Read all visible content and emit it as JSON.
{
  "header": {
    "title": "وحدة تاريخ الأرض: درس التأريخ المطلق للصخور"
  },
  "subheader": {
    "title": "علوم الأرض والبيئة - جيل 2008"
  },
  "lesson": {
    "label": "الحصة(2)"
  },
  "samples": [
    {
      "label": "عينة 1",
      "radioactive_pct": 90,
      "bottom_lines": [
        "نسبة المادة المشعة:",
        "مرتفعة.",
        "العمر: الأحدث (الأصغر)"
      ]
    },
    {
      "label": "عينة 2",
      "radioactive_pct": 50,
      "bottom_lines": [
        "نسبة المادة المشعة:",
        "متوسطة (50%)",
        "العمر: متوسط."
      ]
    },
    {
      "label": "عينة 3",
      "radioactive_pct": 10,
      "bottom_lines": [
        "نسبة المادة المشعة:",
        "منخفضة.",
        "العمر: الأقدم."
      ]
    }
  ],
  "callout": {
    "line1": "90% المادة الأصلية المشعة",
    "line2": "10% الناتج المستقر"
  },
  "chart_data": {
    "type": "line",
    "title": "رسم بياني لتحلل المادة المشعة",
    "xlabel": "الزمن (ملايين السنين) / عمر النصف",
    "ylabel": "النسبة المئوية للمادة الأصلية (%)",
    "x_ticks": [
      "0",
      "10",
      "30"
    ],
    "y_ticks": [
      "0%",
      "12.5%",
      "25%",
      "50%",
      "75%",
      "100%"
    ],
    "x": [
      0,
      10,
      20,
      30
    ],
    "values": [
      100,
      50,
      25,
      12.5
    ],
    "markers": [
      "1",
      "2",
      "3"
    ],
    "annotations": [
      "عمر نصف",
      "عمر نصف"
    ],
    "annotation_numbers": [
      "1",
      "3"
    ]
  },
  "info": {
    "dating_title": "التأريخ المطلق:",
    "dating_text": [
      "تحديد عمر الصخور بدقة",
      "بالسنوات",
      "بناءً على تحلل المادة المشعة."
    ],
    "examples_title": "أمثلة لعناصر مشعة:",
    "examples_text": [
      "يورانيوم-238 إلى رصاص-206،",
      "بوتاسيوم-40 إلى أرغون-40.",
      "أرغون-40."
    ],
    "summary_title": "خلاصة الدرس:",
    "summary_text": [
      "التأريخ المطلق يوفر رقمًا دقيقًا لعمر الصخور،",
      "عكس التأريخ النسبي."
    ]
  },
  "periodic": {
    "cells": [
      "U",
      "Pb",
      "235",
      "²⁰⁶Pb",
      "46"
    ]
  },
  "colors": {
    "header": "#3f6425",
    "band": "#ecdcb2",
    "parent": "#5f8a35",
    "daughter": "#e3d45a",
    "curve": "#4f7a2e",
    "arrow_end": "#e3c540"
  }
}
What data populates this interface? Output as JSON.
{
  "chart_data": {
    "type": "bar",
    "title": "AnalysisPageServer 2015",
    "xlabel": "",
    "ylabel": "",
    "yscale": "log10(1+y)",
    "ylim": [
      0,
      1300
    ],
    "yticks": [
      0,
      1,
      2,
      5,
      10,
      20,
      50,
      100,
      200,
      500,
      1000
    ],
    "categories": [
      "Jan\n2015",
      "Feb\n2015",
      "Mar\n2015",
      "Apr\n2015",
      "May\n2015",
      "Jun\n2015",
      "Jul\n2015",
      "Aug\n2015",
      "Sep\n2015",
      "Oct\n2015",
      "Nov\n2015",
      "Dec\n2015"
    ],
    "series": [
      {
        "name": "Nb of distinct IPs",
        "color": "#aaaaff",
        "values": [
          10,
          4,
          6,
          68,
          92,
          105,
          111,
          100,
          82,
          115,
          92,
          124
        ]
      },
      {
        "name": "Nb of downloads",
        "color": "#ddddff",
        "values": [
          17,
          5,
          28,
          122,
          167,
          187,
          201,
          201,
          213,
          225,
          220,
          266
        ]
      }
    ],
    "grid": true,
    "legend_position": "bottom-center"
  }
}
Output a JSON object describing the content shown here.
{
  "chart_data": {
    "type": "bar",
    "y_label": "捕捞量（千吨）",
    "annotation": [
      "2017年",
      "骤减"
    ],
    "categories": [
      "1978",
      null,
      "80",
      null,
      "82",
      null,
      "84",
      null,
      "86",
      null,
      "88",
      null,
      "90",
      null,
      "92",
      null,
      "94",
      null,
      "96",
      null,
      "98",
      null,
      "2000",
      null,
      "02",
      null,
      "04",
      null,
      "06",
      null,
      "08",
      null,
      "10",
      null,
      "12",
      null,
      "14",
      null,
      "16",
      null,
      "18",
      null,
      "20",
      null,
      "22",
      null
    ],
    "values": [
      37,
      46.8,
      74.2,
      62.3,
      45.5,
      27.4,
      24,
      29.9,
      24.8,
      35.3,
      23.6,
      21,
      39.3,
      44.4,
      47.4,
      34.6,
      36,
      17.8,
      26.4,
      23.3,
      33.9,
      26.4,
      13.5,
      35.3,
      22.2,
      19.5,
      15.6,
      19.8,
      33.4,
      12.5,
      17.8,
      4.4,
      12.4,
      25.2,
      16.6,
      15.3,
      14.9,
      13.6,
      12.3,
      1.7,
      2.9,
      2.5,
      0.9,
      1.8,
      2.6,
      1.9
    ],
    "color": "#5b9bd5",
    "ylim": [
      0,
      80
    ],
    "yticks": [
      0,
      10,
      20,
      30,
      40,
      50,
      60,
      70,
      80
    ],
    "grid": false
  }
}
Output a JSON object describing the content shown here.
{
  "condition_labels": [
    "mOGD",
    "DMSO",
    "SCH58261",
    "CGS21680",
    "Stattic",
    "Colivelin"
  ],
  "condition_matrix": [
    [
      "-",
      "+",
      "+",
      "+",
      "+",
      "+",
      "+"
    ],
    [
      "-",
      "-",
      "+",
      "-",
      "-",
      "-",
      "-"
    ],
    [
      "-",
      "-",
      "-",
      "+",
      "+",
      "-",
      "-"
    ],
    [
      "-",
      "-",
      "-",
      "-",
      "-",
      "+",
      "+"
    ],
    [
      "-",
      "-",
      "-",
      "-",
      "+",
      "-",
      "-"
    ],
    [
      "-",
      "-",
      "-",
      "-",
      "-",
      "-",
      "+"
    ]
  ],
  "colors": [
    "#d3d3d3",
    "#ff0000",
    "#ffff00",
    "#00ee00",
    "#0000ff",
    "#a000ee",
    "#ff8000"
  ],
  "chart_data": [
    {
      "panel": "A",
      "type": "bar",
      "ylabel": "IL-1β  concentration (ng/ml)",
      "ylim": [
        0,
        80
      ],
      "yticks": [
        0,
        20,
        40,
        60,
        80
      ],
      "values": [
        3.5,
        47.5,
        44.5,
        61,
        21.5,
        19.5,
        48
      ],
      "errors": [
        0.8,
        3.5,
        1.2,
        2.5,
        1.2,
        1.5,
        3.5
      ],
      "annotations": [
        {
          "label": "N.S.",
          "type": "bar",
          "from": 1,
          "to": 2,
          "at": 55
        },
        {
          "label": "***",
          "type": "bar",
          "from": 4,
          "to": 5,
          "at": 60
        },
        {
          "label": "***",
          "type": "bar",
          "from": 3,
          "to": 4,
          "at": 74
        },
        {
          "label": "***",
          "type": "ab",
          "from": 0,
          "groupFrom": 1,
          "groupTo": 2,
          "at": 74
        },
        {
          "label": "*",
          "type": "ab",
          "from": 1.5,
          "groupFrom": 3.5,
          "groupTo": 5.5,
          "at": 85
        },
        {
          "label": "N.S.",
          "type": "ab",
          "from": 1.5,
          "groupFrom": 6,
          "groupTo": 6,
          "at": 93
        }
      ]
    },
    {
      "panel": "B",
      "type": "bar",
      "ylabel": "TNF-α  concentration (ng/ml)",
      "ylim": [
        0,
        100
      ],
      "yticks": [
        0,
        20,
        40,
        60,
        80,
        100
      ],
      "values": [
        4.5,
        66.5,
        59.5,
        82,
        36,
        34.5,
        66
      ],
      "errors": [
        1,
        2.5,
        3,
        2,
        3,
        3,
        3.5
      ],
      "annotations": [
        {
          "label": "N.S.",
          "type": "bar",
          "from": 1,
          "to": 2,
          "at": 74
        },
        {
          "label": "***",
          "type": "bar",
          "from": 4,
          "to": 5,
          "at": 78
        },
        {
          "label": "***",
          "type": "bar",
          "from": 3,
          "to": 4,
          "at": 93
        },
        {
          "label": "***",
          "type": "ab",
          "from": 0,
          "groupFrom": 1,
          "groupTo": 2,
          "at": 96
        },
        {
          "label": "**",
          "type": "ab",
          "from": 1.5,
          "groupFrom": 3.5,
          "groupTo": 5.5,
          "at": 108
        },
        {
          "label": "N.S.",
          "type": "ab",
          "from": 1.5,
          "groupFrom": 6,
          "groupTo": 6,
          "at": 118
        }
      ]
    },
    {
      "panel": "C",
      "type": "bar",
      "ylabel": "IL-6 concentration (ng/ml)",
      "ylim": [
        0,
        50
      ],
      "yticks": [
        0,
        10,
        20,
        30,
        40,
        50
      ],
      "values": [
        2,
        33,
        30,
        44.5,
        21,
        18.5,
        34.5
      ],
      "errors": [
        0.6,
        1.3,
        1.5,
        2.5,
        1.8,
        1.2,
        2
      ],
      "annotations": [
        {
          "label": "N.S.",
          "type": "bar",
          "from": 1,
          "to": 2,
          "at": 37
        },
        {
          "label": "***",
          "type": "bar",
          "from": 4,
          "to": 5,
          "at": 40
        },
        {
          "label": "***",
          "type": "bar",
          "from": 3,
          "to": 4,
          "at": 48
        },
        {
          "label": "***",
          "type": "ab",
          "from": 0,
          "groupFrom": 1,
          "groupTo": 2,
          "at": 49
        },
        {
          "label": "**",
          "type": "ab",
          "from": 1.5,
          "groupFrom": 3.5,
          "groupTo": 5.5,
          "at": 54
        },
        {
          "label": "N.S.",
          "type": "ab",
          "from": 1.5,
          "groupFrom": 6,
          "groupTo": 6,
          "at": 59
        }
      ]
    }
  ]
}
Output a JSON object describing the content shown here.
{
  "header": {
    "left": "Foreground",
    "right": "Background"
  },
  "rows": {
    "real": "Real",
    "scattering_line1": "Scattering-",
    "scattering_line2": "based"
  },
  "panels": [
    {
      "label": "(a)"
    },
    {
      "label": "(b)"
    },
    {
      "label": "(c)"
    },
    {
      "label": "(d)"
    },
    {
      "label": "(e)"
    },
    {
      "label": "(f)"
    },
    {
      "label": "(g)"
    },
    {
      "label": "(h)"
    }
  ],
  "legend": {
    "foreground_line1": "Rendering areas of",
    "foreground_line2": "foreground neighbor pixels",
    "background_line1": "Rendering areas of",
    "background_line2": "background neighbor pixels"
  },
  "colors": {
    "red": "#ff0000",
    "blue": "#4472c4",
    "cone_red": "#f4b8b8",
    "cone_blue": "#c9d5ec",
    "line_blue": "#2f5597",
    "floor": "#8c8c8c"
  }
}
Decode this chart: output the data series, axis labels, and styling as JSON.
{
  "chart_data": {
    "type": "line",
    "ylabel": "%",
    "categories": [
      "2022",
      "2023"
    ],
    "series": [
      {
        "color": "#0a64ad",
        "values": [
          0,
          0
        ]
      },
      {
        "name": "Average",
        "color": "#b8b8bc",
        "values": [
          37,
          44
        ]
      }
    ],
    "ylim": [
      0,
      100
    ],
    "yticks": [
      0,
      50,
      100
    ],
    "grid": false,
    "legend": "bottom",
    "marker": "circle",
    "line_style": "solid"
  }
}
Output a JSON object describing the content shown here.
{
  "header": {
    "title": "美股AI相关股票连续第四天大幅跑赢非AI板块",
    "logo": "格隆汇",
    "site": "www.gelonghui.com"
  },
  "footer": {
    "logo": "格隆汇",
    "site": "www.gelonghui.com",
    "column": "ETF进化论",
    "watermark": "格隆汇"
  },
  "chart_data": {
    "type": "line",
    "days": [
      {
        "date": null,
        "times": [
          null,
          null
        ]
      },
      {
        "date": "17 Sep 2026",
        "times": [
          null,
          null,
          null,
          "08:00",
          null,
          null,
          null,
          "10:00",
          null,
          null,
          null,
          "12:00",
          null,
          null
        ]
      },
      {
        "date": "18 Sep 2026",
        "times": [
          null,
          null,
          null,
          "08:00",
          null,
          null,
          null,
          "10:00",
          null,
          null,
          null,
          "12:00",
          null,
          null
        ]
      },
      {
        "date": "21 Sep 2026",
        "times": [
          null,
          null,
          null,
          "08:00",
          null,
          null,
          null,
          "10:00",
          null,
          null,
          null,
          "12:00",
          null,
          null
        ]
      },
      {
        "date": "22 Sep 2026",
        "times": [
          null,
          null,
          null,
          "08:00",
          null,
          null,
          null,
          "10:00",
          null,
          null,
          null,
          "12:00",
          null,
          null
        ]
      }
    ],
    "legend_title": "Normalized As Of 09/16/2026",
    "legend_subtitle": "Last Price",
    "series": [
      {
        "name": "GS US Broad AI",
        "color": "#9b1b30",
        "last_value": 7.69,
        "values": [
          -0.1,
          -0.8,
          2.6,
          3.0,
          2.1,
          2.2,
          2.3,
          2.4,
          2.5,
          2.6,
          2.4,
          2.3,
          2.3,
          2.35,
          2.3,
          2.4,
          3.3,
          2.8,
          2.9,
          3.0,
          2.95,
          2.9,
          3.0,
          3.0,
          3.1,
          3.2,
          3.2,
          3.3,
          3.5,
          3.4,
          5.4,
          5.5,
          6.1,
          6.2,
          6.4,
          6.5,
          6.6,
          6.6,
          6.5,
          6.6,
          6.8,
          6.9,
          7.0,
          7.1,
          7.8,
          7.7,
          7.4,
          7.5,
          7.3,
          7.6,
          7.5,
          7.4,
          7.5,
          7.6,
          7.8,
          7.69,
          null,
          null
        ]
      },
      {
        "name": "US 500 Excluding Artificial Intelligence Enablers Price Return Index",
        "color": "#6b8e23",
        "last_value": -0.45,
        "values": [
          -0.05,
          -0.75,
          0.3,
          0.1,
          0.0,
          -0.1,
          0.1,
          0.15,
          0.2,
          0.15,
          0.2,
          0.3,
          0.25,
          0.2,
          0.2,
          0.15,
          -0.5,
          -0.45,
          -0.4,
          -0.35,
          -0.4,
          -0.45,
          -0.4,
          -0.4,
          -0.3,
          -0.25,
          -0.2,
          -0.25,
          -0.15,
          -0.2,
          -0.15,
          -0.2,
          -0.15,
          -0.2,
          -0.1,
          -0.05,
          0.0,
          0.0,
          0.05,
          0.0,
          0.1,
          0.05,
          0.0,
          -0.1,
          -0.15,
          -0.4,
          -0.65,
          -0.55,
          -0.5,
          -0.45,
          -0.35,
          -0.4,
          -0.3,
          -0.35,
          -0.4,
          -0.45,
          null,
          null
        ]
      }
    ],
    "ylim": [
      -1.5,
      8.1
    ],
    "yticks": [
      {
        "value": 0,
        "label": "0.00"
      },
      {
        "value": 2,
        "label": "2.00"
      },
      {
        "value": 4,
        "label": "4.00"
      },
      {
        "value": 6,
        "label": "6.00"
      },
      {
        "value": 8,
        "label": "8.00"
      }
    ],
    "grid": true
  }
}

####################

**What you are asked to do:** Count every line above that holds the string "concentration" and give the total, nothing more.

**Written response:** 3